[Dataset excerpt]
----------------------------------------

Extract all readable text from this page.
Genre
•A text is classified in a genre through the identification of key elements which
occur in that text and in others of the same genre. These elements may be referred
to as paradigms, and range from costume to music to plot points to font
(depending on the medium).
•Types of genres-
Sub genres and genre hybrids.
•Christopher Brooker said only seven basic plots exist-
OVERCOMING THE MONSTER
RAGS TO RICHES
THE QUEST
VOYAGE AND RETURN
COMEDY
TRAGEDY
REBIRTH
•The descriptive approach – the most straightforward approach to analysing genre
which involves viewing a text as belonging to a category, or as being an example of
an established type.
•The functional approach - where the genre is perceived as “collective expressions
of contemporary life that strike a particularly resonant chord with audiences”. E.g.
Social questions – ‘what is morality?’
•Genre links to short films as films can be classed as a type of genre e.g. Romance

----------------------------------------

• Given task:
Within the data above, pick out all lines holding the word "which".

• Expected output:
•A text is classified in a genre through the identification of key elements which
which involves viewing a text as belonging to a category, or as being an example of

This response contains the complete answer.